§ **TASK INSTRUCTIONS**:
Your task is to print every entry below exactly as given.

○ ○ ○ ○ ○

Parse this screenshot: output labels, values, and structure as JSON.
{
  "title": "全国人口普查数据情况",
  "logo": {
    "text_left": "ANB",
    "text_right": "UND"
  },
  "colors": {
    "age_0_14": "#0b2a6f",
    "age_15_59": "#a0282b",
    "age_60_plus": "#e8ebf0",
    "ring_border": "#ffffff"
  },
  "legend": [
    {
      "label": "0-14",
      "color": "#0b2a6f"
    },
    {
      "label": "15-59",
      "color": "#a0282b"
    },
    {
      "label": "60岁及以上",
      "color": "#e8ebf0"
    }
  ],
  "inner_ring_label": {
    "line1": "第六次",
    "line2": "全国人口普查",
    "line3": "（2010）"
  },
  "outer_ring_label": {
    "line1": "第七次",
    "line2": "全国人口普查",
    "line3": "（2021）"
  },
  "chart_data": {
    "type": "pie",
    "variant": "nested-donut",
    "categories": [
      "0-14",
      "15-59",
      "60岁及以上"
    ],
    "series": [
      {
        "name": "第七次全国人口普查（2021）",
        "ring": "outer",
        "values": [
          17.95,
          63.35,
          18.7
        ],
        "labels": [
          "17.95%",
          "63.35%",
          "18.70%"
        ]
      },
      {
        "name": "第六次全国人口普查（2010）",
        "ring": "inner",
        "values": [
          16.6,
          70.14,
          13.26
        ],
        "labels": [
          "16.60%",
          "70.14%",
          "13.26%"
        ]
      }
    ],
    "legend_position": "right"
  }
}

○ ○ ○ ○ ○

§ **ANSWER TO THE EXERCISE**:
Parse this screenshot: output labels, values, and structure as JSON.
{
  "title": "全国人口普查数据情况",
  "logo": {
    "text_left": "ANB",
    "text_right": "UND"
  },
  "colors": {
    "age_0_14": "#0b2a6f",
    "age_15_59": "#a0282b",
    "age_60_plus": "#e8ebf0",
    "ring_border": "#ffffff"
  },
  "legend": [
    {
      "label": "0-14",
      "color": "#0b2a6f"
    },
    {
      "label": "15-59",
      "color": "#a0282b"
    },
    {
      "label": "60岁及以上",
      "color": "#e8ebf0"
    }
  ],
  "inner_ring_label": {
    "line1": "第六次",
    "line2": "全国人口普查",
    "line3": "（2010）"
  },
  "outer_ring_label": {
    "line1": "第七次",
    "line2": "全国人口普查",
    "line3": "（2021）"
  },
  "chart_data": {
    "type": "pie",
    "variant": "nested-donut",
    "categories": [
      "0-14",
      "15-59",
      "60岁及以上"
    ],
    "series": [
      {
        "name": "第七次全国人口普查（2021）",
        "ring": "outer",
        "values": [
          17.95,
          63.35,
          18.7
        ],
        "labels": [
          "17.95%",
          "63.35%",
          "18.70%"
        ]
      },
      {
        "name": "第六次全国人口普查（2010）",
        "ring": "inner",
        "values": [
          16.6,
          70.14,
          13.26
        ],
        "labels": [
          "16.60%",
          "70.14%",
          "13.26%"
        ]
      }
    ],
    "legend_position": "right"
  }
}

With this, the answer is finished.